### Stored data
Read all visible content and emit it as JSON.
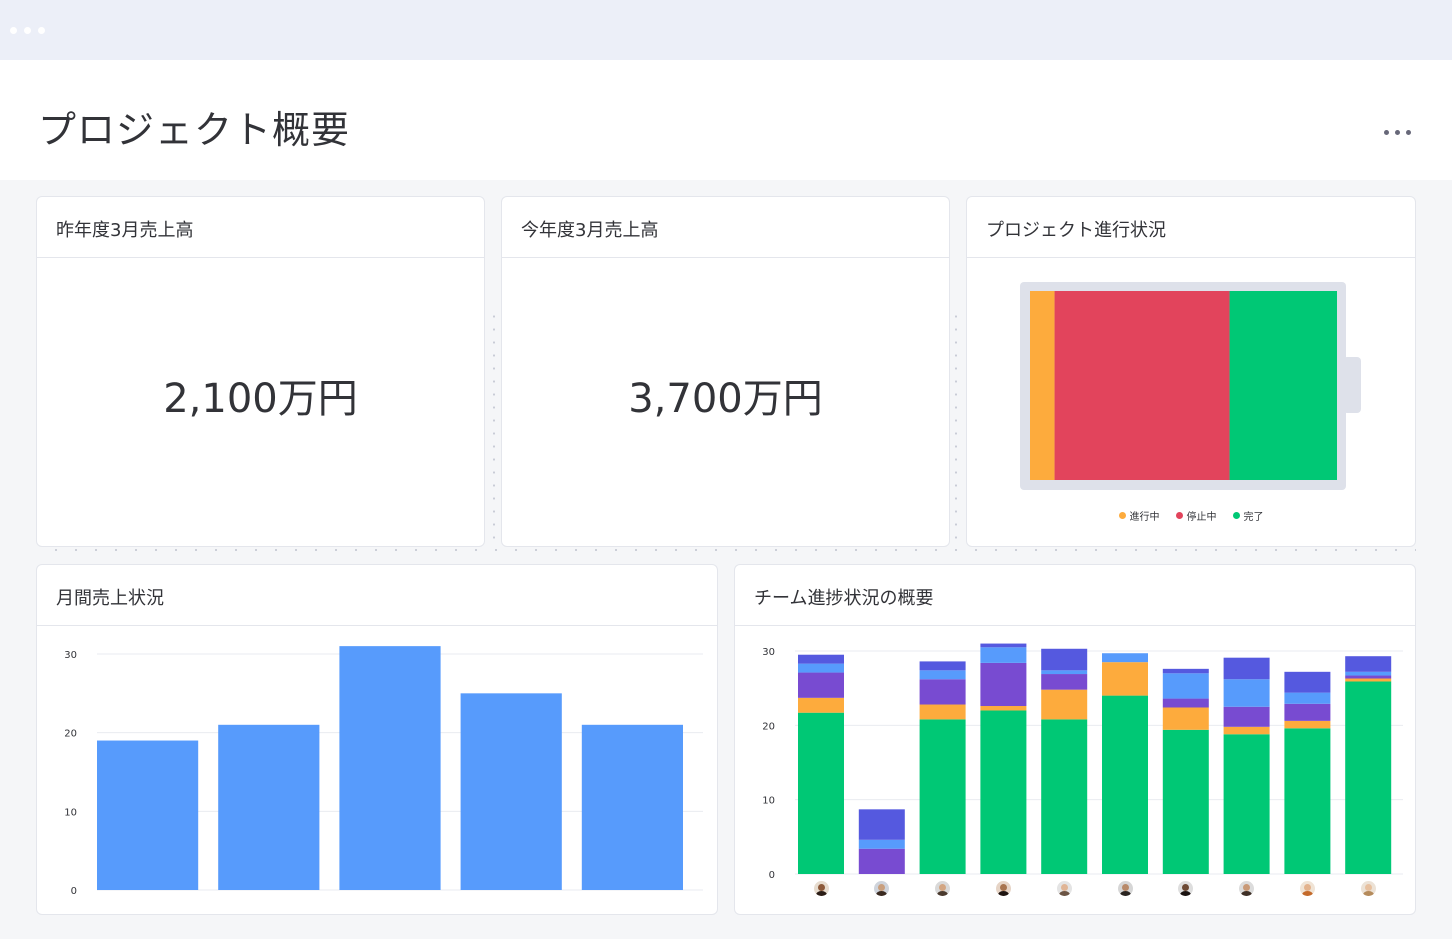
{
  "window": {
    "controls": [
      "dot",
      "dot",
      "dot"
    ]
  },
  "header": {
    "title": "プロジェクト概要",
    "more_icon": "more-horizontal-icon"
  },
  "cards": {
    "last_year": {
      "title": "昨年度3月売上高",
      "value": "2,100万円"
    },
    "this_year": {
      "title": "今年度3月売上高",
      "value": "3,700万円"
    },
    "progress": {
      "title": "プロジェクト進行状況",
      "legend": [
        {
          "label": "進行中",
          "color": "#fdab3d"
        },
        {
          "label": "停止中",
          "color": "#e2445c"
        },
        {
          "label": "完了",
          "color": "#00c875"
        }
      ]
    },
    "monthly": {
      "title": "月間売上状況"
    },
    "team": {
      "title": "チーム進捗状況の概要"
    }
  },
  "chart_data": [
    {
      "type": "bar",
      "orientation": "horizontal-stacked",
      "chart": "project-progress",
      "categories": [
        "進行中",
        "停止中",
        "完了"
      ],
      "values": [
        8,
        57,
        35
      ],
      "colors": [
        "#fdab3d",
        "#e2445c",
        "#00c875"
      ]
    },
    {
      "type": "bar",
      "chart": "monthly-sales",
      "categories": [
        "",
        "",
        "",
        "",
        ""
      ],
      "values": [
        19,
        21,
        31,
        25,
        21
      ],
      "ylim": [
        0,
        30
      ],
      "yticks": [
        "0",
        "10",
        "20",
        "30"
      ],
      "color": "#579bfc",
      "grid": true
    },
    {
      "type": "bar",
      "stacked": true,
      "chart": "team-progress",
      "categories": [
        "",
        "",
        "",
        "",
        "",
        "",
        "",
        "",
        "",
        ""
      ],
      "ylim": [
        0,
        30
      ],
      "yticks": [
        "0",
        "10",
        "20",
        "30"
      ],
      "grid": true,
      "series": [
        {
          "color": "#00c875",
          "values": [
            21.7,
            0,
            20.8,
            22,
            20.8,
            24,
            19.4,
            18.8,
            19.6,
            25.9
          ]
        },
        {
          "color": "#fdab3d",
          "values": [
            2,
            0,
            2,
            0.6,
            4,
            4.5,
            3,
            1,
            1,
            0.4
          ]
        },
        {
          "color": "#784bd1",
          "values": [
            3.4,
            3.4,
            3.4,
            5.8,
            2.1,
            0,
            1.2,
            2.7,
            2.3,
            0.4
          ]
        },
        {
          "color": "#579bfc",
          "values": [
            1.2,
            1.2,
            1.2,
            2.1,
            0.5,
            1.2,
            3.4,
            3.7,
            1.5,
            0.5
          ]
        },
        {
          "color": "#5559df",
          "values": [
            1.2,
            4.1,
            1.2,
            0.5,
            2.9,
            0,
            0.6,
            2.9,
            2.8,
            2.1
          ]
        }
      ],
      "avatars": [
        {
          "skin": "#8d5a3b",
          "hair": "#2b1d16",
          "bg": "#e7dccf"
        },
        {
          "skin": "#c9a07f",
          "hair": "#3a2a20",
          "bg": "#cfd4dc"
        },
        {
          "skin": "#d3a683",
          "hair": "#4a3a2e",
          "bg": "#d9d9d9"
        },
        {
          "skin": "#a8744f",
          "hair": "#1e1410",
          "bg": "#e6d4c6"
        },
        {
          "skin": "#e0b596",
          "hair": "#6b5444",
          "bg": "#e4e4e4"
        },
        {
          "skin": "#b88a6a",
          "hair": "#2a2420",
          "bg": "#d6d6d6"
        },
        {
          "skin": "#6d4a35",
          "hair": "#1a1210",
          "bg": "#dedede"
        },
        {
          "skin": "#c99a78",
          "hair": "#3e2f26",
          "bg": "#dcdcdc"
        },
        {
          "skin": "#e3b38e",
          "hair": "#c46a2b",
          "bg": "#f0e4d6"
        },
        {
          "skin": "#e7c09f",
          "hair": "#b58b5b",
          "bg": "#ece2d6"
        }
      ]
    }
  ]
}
--
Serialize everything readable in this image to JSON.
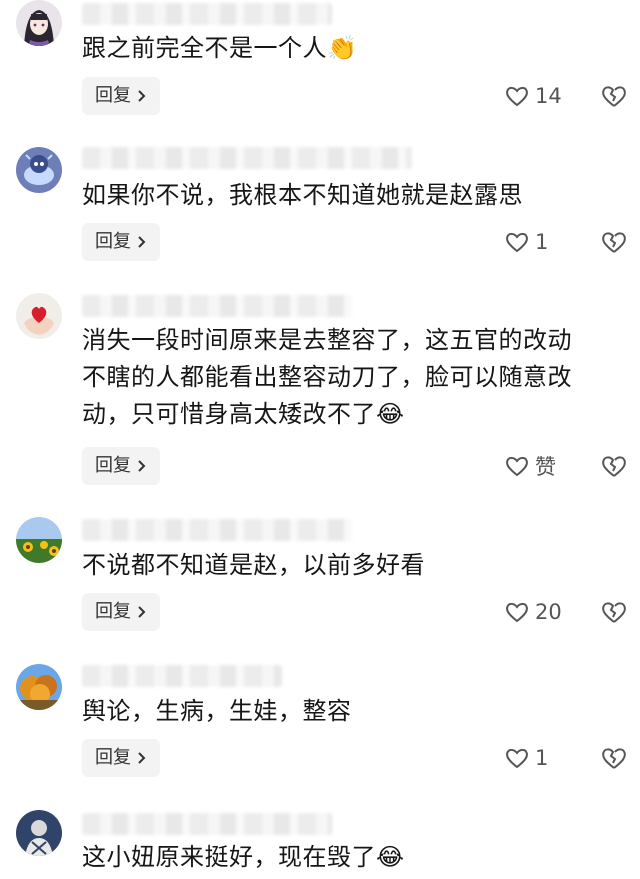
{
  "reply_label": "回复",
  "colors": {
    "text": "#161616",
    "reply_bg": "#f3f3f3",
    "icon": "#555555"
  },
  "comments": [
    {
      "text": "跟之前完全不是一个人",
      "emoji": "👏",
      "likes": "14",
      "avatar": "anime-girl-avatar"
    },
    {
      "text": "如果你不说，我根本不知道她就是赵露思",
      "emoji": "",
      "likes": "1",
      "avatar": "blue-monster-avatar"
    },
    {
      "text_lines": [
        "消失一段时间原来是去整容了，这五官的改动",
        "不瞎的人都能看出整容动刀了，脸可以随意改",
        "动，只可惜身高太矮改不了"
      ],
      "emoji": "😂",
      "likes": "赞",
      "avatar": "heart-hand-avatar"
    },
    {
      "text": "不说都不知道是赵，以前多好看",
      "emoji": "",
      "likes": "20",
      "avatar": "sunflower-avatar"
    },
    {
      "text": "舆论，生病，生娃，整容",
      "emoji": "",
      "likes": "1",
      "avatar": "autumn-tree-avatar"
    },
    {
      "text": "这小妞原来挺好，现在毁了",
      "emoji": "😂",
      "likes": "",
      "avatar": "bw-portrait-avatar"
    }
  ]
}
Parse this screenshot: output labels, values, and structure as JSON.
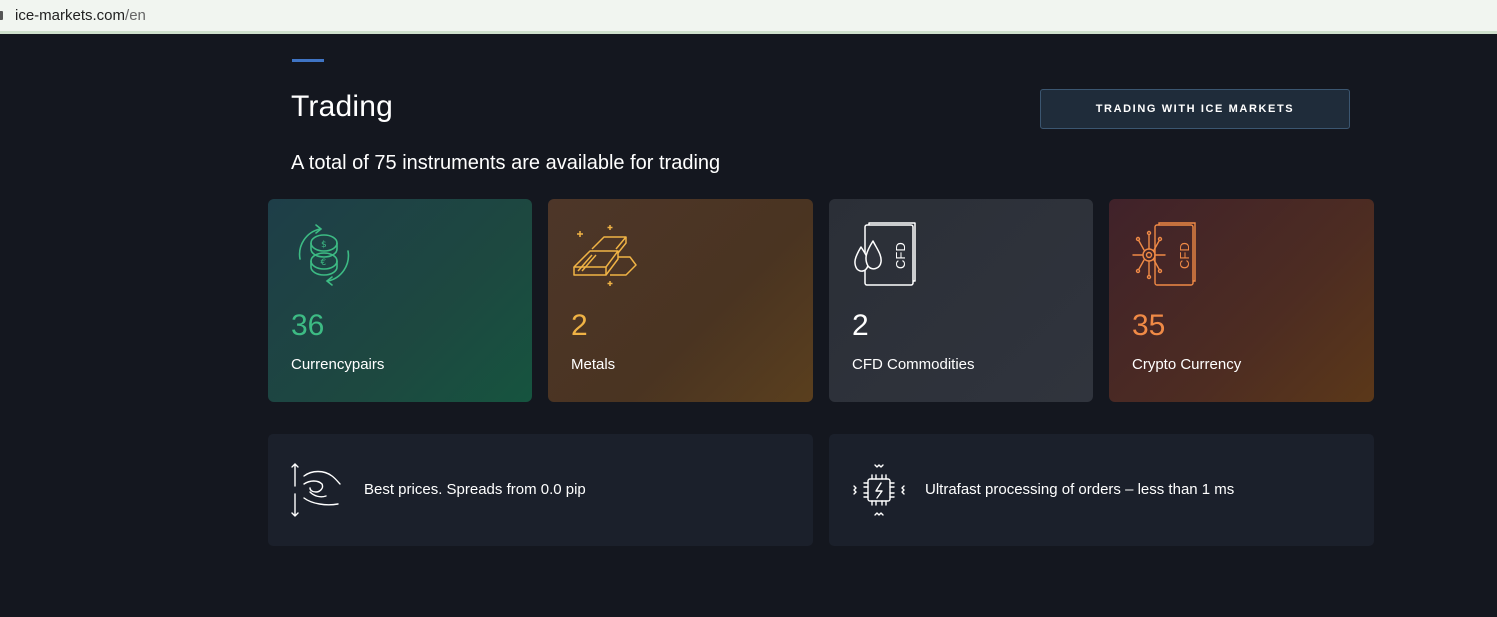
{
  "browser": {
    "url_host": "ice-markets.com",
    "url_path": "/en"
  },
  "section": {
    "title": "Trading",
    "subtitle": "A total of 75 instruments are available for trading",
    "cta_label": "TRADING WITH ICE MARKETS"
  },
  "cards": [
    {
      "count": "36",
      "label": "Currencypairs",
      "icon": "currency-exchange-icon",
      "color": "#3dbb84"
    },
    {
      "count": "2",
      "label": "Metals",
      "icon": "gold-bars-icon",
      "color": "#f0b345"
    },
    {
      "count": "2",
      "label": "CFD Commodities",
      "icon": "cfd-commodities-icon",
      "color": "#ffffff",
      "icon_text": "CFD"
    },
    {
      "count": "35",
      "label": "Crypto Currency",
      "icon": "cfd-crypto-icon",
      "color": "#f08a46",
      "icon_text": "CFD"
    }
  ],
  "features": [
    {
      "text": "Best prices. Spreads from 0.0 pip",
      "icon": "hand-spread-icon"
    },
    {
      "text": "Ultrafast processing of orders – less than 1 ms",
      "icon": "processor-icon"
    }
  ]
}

### YOUR OBJECTIVE
The word "progress" may turn up on some lines of these records; say how many, with no other words.

### IN RESPONSE
3